Data listing:
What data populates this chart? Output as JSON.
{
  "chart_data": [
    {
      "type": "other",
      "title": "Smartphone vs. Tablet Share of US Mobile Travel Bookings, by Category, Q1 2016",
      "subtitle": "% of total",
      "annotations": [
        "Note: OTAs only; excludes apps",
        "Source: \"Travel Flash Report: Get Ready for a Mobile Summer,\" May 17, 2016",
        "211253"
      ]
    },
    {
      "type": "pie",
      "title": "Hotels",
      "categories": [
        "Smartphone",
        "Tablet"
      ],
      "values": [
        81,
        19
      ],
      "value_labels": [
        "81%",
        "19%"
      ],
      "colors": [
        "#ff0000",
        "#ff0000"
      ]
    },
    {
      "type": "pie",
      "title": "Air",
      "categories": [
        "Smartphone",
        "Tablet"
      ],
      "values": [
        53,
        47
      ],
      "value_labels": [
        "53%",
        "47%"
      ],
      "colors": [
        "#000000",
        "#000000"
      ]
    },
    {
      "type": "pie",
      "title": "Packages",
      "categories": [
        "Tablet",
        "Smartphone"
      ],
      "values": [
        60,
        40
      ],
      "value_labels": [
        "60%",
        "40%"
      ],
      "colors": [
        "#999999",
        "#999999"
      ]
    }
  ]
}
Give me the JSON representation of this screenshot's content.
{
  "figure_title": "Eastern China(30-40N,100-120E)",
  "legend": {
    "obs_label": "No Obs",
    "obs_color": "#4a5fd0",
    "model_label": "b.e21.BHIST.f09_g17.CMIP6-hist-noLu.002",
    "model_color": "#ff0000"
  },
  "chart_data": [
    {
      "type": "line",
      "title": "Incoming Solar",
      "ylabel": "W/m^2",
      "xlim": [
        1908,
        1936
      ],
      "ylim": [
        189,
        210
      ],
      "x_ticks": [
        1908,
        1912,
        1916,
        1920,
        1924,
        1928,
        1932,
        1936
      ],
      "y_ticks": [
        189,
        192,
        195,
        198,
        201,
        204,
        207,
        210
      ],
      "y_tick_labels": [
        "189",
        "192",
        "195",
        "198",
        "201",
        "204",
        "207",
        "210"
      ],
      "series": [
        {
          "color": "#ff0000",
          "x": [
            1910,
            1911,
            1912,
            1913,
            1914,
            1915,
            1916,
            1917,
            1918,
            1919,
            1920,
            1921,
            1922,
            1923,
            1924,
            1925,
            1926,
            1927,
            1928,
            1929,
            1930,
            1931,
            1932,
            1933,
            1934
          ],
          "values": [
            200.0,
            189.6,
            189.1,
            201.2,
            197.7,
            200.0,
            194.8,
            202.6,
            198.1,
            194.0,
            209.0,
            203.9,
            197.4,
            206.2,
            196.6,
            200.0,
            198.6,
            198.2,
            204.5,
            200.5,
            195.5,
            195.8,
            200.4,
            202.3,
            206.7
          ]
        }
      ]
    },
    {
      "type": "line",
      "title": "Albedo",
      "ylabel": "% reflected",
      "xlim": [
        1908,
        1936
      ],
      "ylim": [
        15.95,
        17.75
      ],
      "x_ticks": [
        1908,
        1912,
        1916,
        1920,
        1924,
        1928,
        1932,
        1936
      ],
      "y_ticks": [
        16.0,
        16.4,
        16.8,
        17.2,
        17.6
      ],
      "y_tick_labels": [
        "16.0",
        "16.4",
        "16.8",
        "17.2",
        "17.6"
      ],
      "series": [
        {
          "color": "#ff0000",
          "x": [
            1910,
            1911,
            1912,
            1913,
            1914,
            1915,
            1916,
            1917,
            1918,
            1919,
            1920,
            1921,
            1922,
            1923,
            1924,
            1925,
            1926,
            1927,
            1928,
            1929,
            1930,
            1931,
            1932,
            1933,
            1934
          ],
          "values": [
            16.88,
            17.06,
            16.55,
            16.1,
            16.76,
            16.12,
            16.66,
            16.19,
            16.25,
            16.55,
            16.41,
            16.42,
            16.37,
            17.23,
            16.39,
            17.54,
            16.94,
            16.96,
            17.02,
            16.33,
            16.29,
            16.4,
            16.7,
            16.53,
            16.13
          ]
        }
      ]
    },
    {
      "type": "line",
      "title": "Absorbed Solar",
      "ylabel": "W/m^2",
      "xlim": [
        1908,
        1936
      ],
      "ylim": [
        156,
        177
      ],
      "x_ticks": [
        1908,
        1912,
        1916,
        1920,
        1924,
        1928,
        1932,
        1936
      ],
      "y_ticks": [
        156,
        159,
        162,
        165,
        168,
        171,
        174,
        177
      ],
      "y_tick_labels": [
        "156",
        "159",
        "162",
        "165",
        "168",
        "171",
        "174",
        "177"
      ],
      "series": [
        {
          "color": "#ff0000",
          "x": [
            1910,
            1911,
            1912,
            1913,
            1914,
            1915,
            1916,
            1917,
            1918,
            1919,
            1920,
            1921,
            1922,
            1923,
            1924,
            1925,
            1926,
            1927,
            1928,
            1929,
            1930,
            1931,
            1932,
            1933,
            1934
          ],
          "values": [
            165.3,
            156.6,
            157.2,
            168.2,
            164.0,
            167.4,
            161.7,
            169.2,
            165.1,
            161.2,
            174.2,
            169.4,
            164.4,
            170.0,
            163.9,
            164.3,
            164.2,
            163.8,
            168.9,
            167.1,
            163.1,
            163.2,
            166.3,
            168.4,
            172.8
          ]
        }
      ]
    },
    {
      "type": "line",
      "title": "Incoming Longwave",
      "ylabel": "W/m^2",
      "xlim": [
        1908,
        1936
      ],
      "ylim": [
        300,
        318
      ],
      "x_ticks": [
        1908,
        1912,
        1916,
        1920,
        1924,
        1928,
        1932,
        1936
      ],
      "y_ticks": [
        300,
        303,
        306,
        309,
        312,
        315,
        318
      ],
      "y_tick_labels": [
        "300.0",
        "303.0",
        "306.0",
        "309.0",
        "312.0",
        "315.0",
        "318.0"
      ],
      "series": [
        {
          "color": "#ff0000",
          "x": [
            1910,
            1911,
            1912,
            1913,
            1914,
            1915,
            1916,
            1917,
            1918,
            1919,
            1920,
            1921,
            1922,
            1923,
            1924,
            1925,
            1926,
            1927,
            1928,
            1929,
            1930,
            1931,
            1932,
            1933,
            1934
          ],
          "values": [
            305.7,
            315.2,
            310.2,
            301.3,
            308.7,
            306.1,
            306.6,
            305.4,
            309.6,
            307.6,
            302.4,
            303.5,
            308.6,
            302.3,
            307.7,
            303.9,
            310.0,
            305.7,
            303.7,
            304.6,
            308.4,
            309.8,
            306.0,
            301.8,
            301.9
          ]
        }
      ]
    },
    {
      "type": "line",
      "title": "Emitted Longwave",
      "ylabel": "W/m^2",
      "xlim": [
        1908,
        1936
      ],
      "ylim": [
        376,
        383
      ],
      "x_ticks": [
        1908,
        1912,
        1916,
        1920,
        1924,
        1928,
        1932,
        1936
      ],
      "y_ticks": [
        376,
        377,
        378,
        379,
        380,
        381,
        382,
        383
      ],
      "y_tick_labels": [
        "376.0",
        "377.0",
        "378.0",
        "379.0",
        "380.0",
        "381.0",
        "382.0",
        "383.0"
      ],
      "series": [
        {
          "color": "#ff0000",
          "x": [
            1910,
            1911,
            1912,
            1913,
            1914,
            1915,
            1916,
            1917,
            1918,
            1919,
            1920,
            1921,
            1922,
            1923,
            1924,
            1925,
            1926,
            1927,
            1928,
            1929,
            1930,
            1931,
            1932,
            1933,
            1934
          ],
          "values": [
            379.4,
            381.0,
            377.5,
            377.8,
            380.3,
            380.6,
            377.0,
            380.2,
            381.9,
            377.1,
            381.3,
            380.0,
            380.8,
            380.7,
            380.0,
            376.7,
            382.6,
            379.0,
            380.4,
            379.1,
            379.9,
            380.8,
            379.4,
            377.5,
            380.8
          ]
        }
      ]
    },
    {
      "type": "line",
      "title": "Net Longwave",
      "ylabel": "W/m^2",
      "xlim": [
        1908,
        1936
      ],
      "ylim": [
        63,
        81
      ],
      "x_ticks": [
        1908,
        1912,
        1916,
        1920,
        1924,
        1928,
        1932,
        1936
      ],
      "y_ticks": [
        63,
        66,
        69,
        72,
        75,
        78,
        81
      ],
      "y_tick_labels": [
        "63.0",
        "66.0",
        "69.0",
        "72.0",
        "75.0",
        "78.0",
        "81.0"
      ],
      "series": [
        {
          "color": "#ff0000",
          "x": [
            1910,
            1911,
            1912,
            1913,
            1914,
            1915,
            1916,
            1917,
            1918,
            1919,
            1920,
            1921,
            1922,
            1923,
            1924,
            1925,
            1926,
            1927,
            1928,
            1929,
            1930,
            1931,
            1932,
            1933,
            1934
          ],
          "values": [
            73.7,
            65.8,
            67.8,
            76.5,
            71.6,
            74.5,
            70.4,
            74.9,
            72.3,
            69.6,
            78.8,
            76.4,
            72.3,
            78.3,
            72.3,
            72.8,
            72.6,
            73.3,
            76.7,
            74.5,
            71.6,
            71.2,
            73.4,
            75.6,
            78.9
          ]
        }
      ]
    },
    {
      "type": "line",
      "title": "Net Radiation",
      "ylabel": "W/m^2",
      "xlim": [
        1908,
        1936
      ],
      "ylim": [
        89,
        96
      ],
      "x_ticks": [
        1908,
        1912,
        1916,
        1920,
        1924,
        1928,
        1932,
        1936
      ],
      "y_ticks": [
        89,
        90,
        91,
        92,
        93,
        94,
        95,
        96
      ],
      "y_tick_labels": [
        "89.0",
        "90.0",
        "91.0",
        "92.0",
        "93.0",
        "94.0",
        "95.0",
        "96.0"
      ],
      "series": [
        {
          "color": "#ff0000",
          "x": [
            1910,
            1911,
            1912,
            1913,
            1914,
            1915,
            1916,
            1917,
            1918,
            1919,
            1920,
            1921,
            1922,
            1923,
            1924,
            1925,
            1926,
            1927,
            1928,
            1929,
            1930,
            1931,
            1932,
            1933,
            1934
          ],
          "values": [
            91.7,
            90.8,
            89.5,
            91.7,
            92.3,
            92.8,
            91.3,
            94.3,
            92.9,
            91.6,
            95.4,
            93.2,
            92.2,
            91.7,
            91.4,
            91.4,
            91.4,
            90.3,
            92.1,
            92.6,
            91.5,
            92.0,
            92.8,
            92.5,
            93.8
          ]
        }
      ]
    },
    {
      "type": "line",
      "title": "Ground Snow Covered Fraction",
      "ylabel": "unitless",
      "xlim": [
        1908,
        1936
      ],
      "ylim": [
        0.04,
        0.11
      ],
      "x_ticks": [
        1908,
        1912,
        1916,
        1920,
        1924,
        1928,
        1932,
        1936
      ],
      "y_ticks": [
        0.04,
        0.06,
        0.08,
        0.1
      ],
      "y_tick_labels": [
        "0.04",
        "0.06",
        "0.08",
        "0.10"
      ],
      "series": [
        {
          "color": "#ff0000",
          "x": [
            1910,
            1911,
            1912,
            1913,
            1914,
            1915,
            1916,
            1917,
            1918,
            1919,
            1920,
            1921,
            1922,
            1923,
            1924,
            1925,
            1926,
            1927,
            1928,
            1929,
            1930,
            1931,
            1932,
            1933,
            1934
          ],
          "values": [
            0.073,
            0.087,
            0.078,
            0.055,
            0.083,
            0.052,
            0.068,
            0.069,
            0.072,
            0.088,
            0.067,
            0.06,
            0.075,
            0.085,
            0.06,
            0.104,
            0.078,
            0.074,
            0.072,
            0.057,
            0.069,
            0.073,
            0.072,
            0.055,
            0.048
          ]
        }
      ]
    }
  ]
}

DIRECTIONS FOR THIS TASK:
Copy each line in the data that holds the word "Longwave".

REPLY:
      "title": "Incoming Longwave",
      "title": "Emitted Longwave",
      "title": "Net Longwave",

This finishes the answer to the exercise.